# [EXTRACTO DE PÁGINA]
↓

Está claro que el momento que atraviesa el sector rural argentino es enormemente complicado, con fuentes de ingreso que fueron remarcables en años anteriores y que hoy son mucho menores debido, por ejemplo en el caso de la soja, a la caída de su valor en el mercado internacional. Sin embargo, si existiera una promoción atinada de las enormes posibilidades que ofrece la actividad agropecuaria, la recuperación sería ostensible en muy corto plazo.

Se cuenta ahora con los cercanos ejemplos que ofrecen Uruguay y Paraguay que, a partir de sancionar medidas de fomento para el campo –entre ellos la reducción o quita de gravámenes durante los primeros diez años- están conquistando rápidamente mercados internacionales con pujantes producciones agropecuarias. En realidad, también deberían mencionarse aquí lo que ocurre con la agricultura de Europa y de los Estados Unidos, que se encuentra subvencionada por sus gobiernos mientras que, en el nuestro, se ve desalentada por todo tipo de cargas tributarias.

Sin embargo, como se ha dicho, a pesar de ese verdadero lastre, la producción agropecuaria se modernizó en nuestro país en las últimas décadas –incorporando las últimas técnicas de biotecnología en la siembra de semillas, la electrónica en maquinarias, los nuevos agroquímicos- y fue la primera impulsora en el mundo del sistema de siembra directa, incorporada luego por otros países y considerada un enorme adelanto. Ello fue posible merced al esfuerzo y la iniciativa de agricultores jóvenes, que reemplazaron las antiguas técnicas rurales.

Está claro que integrarse con mayor grado de presencia a los mercados mundiales le podrá abrir a nuestro país la posibilidad de fortalecer su despegue económico y, a partir de allí, crear empleos mejor remunerados. avanzándose así hacia la posibilidad de reducir los elevados índices de pobreza.

↑

# [DATOS PROPORCIONADOS]
↓

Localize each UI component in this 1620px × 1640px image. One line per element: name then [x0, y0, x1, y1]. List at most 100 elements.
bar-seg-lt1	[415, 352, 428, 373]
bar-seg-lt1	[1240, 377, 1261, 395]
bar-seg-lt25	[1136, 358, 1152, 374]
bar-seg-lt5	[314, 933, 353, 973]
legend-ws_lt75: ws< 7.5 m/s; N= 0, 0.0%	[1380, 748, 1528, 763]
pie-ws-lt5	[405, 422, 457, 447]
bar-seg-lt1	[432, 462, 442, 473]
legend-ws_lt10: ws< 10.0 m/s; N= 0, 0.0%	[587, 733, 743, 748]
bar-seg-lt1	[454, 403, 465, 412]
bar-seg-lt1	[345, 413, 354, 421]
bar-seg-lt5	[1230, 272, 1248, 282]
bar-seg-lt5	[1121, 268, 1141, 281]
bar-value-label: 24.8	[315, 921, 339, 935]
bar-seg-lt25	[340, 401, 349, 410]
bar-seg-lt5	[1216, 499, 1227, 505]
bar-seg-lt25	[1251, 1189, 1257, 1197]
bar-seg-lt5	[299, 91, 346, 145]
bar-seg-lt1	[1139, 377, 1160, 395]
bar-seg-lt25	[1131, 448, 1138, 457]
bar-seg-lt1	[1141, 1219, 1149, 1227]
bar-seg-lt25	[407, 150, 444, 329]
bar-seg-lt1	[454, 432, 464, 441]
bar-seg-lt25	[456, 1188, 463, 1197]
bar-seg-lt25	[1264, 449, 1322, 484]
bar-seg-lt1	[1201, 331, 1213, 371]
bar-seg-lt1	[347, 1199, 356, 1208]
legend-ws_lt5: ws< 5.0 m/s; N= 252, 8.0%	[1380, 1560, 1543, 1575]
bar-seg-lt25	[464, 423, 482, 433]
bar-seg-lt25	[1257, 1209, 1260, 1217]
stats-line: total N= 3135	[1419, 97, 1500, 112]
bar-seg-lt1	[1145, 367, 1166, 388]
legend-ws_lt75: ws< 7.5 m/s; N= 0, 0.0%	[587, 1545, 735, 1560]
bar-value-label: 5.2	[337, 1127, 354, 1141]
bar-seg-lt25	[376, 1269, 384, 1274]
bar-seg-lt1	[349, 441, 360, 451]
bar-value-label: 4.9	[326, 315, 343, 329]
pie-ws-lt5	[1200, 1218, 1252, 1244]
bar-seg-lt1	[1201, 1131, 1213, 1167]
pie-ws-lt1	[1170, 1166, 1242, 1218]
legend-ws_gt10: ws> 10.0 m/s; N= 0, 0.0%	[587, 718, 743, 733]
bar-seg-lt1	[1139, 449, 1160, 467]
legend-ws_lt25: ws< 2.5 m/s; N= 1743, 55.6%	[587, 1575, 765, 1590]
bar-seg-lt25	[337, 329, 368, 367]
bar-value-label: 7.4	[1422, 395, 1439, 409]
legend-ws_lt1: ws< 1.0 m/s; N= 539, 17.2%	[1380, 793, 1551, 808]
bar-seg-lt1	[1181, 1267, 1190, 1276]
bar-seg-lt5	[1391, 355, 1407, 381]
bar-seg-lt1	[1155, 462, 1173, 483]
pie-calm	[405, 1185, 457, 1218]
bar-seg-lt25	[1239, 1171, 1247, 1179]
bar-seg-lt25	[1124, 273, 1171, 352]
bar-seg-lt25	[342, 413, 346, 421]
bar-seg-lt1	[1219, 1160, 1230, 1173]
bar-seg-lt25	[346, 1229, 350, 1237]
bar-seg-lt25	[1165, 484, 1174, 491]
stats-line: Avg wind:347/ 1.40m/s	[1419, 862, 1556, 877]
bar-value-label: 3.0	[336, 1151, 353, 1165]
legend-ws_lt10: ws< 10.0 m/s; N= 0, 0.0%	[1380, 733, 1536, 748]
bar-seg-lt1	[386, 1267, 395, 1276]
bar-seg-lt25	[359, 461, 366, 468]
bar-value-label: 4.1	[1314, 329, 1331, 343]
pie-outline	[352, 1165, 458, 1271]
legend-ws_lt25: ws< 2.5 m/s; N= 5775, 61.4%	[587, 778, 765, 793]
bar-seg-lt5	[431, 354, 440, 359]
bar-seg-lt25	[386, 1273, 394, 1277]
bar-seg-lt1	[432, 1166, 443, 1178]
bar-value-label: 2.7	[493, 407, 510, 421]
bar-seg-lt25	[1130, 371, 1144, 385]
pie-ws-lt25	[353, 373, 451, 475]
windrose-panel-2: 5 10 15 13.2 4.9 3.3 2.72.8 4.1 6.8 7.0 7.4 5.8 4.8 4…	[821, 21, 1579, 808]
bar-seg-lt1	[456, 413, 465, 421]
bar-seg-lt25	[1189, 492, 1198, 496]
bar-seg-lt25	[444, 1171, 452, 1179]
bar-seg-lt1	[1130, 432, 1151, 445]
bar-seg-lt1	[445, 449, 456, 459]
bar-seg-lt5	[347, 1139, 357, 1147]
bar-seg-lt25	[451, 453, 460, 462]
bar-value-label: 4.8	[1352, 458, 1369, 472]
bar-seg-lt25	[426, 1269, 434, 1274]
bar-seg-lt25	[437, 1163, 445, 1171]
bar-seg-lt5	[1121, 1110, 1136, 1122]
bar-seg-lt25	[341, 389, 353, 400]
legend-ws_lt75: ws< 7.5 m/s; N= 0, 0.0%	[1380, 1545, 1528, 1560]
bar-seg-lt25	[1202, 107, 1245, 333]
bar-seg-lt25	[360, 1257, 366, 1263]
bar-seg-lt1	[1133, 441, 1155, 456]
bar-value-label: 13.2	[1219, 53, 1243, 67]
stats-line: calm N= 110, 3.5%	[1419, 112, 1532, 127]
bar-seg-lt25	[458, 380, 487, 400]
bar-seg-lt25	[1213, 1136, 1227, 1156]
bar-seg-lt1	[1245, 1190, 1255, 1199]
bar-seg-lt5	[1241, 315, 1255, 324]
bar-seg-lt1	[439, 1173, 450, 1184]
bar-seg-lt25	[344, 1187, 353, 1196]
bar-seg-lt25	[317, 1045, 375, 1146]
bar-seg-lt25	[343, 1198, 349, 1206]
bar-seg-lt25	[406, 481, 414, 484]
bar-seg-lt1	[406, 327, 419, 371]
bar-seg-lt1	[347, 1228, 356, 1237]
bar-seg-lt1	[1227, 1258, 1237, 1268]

↑
↓

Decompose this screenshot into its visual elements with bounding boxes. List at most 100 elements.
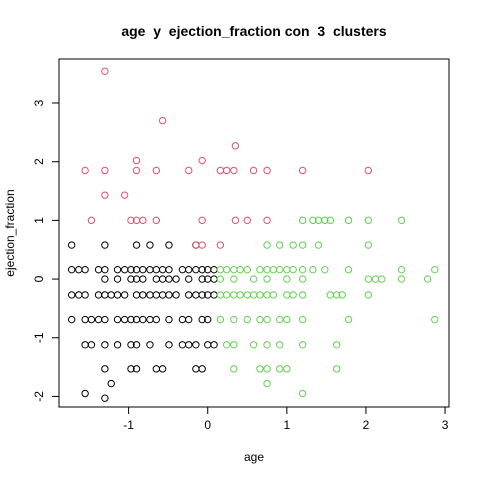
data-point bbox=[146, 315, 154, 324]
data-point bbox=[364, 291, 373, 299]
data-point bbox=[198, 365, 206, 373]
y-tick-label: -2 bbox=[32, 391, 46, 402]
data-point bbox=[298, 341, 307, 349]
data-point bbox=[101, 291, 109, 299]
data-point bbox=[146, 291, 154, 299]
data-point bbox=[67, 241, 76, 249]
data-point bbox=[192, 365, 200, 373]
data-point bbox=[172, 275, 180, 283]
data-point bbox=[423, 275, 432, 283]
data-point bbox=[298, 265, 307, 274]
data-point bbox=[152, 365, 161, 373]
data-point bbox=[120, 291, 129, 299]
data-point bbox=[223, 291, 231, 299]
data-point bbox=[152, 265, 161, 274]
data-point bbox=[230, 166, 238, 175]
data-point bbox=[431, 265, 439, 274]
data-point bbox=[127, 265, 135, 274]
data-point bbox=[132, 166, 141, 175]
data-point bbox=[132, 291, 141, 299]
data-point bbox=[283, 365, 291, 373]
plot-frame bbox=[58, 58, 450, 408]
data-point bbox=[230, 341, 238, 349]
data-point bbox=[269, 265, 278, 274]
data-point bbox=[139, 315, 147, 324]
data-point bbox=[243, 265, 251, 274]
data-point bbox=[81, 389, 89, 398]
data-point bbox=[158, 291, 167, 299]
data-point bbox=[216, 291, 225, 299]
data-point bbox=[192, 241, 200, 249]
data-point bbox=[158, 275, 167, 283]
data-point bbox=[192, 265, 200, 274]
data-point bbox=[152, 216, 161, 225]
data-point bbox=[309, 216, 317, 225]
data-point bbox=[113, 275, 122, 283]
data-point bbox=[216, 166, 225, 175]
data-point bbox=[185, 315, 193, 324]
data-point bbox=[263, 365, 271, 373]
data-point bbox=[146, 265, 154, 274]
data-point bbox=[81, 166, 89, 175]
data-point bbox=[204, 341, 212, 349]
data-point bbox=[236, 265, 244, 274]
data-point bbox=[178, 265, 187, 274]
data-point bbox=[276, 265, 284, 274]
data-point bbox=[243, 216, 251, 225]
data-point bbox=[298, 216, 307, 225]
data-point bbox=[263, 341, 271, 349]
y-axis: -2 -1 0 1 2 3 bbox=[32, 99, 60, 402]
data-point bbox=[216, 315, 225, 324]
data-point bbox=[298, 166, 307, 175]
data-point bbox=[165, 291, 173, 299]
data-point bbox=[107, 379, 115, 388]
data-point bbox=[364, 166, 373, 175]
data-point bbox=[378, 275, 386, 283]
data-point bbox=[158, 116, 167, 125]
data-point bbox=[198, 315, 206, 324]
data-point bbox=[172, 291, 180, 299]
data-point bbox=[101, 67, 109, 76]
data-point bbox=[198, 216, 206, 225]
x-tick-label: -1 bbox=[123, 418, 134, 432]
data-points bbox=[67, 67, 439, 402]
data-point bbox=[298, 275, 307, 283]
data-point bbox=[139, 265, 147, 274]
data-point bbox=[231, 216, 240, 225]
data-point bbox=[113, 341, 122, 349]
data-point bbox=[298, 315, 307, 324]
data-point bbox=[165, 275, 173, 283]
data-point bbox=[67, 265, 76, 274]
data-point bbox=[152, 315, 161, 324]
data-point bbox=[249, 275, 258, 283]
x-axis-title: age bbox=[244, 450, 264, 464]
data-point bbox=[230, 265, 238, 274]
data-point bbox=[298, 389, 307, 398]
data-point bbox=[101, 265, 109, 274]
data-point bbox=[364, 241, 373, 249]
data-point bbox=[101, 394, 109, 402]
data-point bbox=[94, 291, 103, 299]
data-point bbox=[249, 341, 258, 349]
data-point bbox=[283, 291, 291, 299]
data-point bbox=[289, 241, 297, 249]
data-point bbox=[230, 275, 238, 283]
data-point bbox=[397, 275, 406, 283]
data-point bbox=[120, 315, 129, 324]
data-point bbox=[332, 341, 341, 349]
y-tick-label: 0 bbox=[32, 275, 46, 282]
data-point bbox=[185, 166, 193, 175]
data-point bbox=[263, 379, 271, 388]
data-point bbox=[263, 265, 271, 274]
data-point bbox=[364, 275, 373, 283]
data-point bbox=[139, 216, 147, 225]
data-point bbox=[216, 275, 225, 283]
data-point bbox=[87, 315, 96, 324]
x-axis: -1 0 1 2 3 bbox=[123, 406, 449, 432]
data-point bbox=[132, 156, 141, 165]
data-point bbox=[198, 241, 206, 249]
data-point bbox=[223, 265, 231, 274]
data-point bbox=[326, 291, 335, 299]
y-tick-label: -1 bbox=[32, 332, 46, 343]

↑

# [LO QUE HARÁS]
(a) Transcribe del extracto sobre el campo argentino el pasaje que va desde "Se cuenta ahora" hasta "de cargas tributarias.", ambos incluidos.
(b) Según el extracto sobre el campo argentino, ¿de qué sistema de siembra fue el país el primer impulsor en el mundo?
(c) Prosigue el extracto sobre el campo argentino a partir del punto en que termina.
Los datos no tienen relación con el extracto sobre el campo argentino.

# [RESPUESTAS EN ORDEN]
(a)
Se cuenta ahora con los cercanos ejemplos que ofrecen Uruguay y Paraguay que, a partir de sancionar medidas de fomento para el campo –entre ellos la reducción o quita de gravámenes durante los primeros diez años- están conquistando rápidamente mercados internacionales con pujantes producciones agropecuarias. En realidad, también deberían mencionarse aquí lo que ocurre con la agricultura de Europa y de los Estados Unidos, que se encuentra subvencionada por sus gobiernos mientras que, en el nuestro, se ve desalentada por todo tipo de cargas tributarias.

(b) Del sistema de siembra directa.

(c)
También es evidente que una apertura hacia los mercados internacionales no podría, por si sola, alcanzar esas metas, pero hoy no puede concebirse ninguna alternativa de desarrollo que no deba sustentarse en una fluida relación con esos mercados. En este sentido, el esfuerzo debe ser mayor y más sostenido por parte de los países en desarrollo, que deben franquear con la calidad de sus productos –esto también vale para las industrias- las eventuales barreras de acceso a los mercados que puedan oponer los países más desarrollados.

Nuestro país debiera impulsar una política de desarrollo y de acciones coherentes que la instalen, una vez más, como protagonista principal en el comercio exterior.

No se trata de promover una reivindicación de concepciones perimidas, sino de alentar estrategias modernas y sostenibles, capaces de aprovechar –en este caso- fenómenos del presente, como la creciente demanda mundial de alimentos.

La Argentina cuenta con esos recursos y por ello, en lugar de deprimir la actividad con impuestos que castigan al productor –a cuyo cargo están el trabajo en el campo, el uso de la maquinaria, el costo de los fletes, las retenciones y otros impuestos- debiera estimularla, buscándose un balance inteligente entre la eliminación progresiva de los derechos de exportación y las necesidades fiscales del Estado.